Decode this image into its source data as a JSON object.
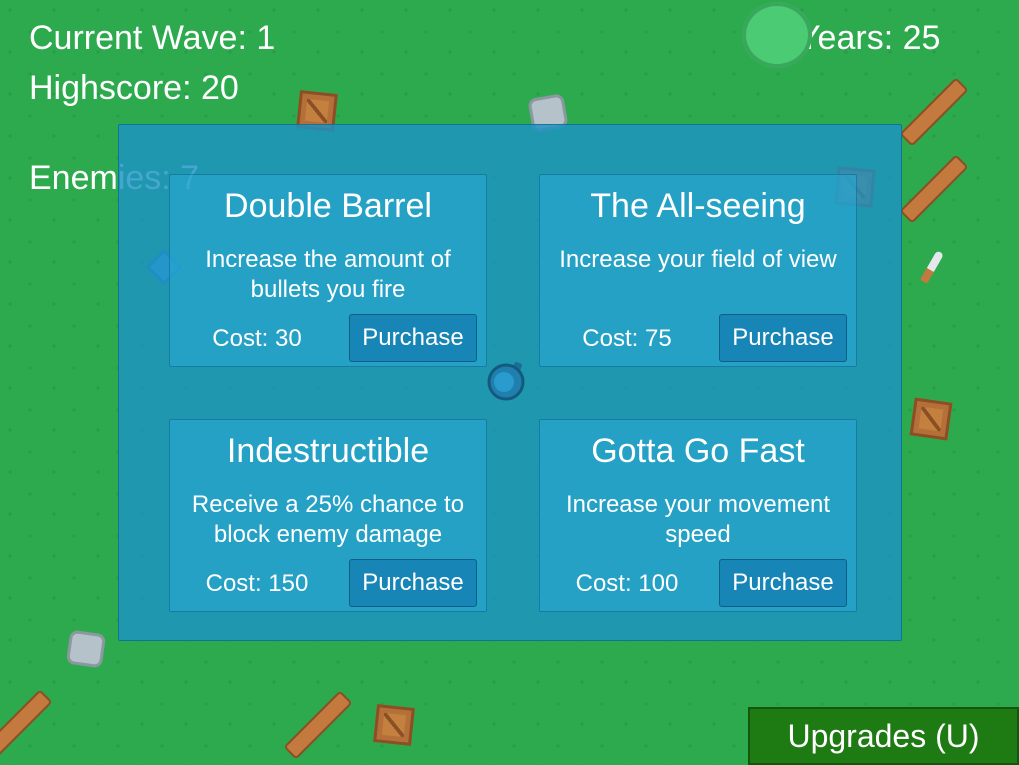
{
  "hud": {
    "current_wave": "Current Wave: 1",
    "highscore": "Highscore: 20",
    "enemies": "Enemies: 7",
    "years": "Years: 25"
  },
  "upgrades": [
    {
      "title": "Double Barrel",
      "description": "Increase the amount of bullets you fire",
      "cost": "Cost: 30",
      "button": "Purchase"
    },
    {
      "title": "The All-seeing",
      "description": "Increase your field of view",
      "cost": "Cost: 75",
      "button": "Purchase"
    },
    {
      "title": "Indestructible",
      "description": "Receive a 25% chance to block enemy damage",
      "cost": "Cost: 150",
      "button": "Purchase"
    },
    {
      "title": "Gotta Go Fast",
      "description": "Increase your movement speed",
      "cost": "Cost: 100",
      "button": "Purchase"
    }
  ],
  "upgrades_button": "Upgrades (U)",
  "colors": {
    "grass": "#2daa4e",
    "panel": "#1c92c4",
    "upgrades_button": "#1e7a12"
  }
}
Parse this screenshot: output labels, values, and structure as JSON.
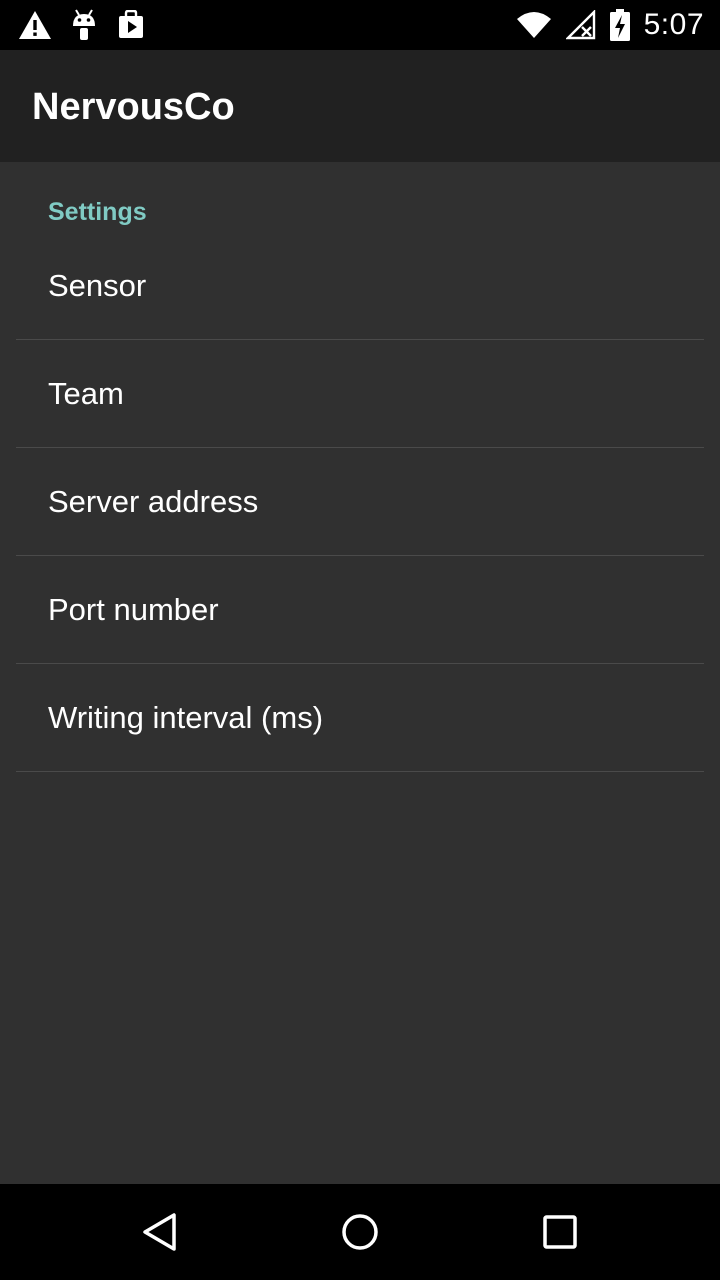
{
  "status_bar": {
    "time": "5:07",
    "left_icons": [
      "warning-icon",
      "android-debug-icon",
      "play-store-icon"
    ],
    "right_icons": [
      "wifi-icon",
      "signal-off-icon",
      "battery-charging-icon"
    ]
  },
  "app_bar": {
    "title": "NervousCo"
  },
  "settings": {
    "category_label": "Settings",
    "items": [
      {
        "label": "Sensor"
      },
      {
        "label": "Team"
      },
      {
        "label": "Server address"
      },
      {
        "label": "Port number"
      },
      {
        "label": "Writing interval (ms)"
      }
    ]
  },
  "nav_bar": {
    "buttons": [
      "back-icon",
      "home-icon",
      "recents-icon"
    ]
  },
  "colors": {
    "accent": "#80cbc4",
    "background": "#303030",
    "app_bar": "#212121"
  }
}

Request - Every record is to be reproduced exactly, with no pictures included.

Answer for this exercise -
Decode this image into its source data as a JSON object.
{
  "hud": {
    "current_wave": "Current Wave: 1",
    "highscore": "Highscore: 20",
    "enemies": "Enemies: 7",
    "years": "Years: 25"
  },
  "upgrades": [
    {
      "title": "Double Barrel",
      "description": "Increase the amount of bullets you fire",
      "cost": "Cost: 30",
      "button": "Purchase"
    },
    {
      "title": "The All-seeing",
      "description": "Increase your field of view",
      "cost": "Cost: 75",
      "button": "Purchase"
    },
    {
      "title": "Indestructible",
      "description": "Receive a 25% chance to block enemy damage",
      "cost": "Cost: 150",
      "button": "Purchase"
    },
    {
      "title": "Gotta Go Fast",
      "description": "Increase your movement speed",
      "cost": "Cost: 100",
      "button": "Purchase"
    }
  ],
  "upgrades_button": "Upgrades (U)",
  "colors": {
    "grass": "#2daa4e",
    "panel": "#1c92c4",
    "upgrades_button": "#1e7a12"
  }
}
Parse this screenshot: output labels, values, and structure as JSON.
{
  "status_bar": {
    "time": "5:07",
    "left_icons": [
      "warning-icon",
      "android-debug-icon",
      "play-store-icon"
    ],
    "right_icons": [
      "wifi-icon",
      "signal-off-icon",
      "battery-charging-icon"
    ]
  },
  "app_bar": {
    "title": "NervousCo"
  },
  "settings": {
    "category_label": "Settings",
    "items": [
      {
        "label": "Sensor"
      },
      {
        "label": "Team"
      },
      {
        "label": "Server address"
      },
      {
        "label": "Port number"
      },
      {
        "label": "Writing interval (ms)"
      }
    ]
  },
  "nav_bar": {
    "buttons": [
      "back-icon",
      "home-icon",
      "recents-icon"
    ]
  },
  "colors": {
    "accent": "#80cbc4",
    "background": "#303030",
    "app_bar": "#212121"
  }
}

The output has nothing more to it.